YOUR GOAL ▸ Your task is to reproduce the entries below word for word.

━━━ ENTRIES SHOWN ━━━

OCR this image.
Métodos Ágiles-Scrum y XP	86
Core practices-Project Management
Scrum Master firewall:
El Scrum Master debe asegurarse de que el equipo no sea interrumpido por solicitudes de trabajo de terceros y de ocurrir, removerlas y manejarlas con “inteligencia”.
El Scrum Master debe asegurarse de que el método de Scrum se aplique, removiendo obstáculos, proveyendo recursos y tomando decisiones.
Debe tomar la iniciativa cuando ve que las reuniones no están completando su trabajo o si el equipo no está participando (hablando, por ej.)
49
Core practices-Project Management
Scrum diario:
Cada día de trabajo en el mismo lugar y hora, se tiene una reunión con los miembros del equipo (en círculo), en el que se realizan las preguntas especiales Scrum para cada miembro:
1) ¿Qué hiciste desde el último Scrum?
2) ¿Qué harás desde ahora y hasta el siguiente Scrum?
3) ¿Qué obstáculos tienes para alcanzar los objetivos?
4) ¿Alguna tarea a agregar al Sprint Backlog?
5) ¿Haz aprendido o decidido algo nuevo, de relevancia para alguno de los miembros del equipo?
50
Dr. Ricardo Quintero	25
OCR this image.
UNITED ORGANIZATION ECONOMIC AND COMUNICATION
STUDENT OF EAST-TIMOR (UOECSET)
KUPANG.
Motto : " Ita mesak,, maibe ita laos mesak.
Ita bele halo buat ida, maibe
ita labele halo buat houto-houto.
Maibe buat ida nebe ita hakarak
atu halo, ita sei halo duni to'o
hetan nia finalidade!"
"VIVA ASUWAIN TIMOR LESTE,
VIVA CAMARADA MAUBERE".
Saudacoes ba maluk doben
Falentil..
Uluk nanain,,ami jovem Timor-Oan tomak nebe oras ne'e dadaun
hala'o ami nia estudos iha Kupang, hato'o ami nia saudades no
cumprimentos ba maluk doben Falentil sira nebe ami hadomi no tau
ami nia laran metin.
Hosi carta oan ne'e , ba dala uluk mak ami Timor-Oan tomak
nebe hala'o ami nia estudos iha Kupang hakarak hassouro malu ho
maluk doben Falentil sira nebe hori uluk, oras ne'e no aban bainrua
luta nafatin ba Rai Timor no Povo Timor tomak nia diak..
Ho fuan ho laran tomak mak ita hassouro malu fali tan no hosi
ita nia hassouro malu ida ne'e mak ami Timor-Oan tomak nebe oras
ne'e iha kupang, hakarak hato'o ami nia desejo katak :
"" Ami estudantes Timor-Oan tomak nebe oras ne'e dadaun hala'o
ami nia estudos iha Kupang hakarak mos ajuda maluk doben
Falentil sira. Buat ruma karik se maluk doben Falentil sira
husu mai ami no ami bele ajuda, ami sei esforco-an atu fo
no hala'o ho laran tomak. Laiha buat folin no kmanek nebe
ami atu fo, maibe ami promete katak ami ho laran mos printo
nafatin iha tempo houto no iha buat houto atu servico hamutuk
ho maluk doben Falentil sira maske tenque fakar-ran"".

━━━

RESPONSE BELOW ▸
OCR this image.
Métodos Ágiles-Scrum y XP	86
Core practices-Project Management
Scrum Master firewall:
El Scrum Master debe asegurarse de que el equipo no sea interrumpido por solicitudes de trabajo de terceros y de ocurrir, removerlas y manejarlas con “inteligencia”.
El Scrum Master debe asegurarse de que el método de Scrum se aplique, removiendo obstáculos, proveyendo recursos y tomando decisiones.
Debe tomar la iniciativa cuando ve que las reuniones no están completando su trabajo o si el equipo no está participando (hablando, por ej.)
49
Core practices-Project Management
Scrum diario:
Cada día de trabajo en el mismo lugar y hora, se tiene una reunión con los miembros del equipo (en círculo), en el que se realizan las preguntas especiales Scrum para cada miembro:
1) ¿Qué hiciste desde el último Scrum?
2) ¿Qué harás desde ahora y hasta el siguiente Scrum?
3) ¿Qué obstáculos tienes para alcanzar los objetivos?
4) ¿Alguna tarea a agregar al Sprint Backlog?
5) ¿Haz aprendido o decidido algo nuevo, de relevancia para alguno de los miembros del equipo?
50
Dr. Ricardo Quintero	25
OCR this image.
UNITED ORGANIZATION ECONOMIC AND COMUNICATION
STUDENT OF EAST-TIMOR (UOECSET)
KUPANG.
Motto : " Ita mesak,, maibe ita laos mesak.
Ita bele halo buat ida, maibe
ita labele halo buat houto-houto.
Maibe buat ida nebe ita hakarak
atu halo, ita sei halo duni to'o
hetan nia finalidade!"
"VIVA ASUWAIN TIMOR LESTE,
VIVA CAMARADA MAUBERE".
Saudacoes ba maluk doben
Falentil..
Uluk nanain,,ami jovem Timor-Oan tomak nebe oras ne'e dadaun
hala'o ami nia estudos iha Kupang, hato'o ami nia saudades no
cumprimentos ba maluk doben Falentil sira nebe ami hadomi no tau
ami nia laran metin.
Hosi carta oan ne'e , ba dala uluk mak ami Timor-Oan tomak
nebe hala'o ami nia estudos iha Kupang hakarak hassouro malu ho
maluk doben Falentil sira nebe hori uluk, oras ne'e no aban bainrua
luta nafatin ba Rai Timor no Povo Timor tomak nia diak..
Ho fuan ho laran tomak mak ita hassouro malu fali tan no hosi
ita nia hassouro malu ida ne'e mak ami Timor-Oan tomak nebe oras
ne'e iha kupang, hakarak hato'o ami nia desejo katak :
"" Ami estudantes Timor-Oan tomak nebe oras ne'e dadaun hala'o
ami nia estudos iha Kupang hakarak mos ajuda maluk doben
Falentil sira. Buat ruma karik se maluk doben Falentil sira
husu mai ami no ami bele ajuda, ami sei esforco-an atu fo
no hala'o ho laran tomak. Laiha buat folin no kmanek nebe
ami atu fo, maibe ami promete katak ami ho laran mos printo
nafatin iha tempo houto no iha buat houto atu servico hamutuk
ho maluk doben Falentil sira maske tenque fakar-ran"".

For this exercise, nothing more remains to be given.